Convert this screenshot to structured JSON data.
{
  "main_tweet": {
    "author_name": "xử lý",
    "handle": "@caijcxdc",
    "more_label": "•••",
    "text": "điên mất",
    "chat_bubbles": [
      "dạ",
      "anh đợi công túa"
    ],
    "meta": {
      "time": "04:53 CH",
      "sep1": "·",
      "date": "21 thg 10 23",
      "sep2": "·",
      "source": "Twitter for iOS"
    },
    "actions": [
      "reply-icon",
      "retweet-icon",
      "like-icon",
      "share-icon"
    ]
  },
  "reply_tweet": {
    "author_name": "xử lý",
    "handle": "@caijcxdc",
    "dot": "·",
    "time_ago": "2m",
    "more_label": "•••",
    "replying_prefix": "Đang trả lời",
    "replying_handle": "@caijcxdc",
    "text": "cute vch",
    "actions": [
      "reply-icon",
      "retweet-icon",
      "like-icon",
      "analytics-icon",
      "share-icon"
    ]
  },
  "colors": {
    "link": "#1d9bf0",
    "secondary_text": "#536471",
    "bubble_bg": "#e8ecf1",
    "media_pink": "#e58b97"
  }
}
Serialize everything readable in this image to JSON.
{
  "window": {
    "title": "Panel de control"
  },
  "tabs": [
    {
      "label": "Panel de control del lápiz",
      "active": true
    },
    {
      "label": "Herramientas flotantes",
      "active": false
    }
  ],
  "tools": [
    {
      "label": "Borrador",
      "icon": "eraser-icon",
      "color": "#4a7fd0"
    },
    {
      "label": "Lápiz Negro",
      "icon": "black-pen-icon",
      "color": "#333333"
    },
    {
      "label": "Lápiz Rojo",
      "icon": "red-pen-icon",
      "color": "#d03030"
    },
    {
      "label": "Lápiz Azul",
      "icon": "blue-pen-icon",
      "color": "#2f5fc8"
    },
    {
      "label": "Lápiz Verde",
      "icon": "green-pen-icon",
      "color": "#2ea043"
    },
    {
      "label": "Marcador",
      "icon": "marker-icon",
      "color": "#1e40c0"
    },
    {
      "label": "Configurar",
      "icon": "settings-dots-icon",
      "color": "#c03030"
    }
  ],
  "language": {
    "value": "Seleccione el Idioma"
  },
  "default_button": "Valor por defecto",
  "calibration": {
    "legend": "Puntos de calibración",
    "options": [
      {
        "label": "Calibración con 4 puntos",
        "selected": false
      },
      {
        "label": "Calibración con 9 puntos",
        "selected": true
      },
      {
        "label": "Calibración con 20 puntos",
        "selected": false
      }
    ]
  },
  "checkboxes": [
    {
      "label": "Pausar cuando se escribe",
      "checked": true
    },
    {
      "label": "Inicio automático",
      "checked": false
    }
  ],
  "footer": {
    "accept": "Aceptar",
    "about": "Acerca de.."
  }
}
──────────────────────────────
*Brief:* Within the listing above, find every line containing the string "JSON" and return it.

*Reply to the exercise:*
Convert this screenshot to structured JSON data.
Serialize everything readable in this image to JSON.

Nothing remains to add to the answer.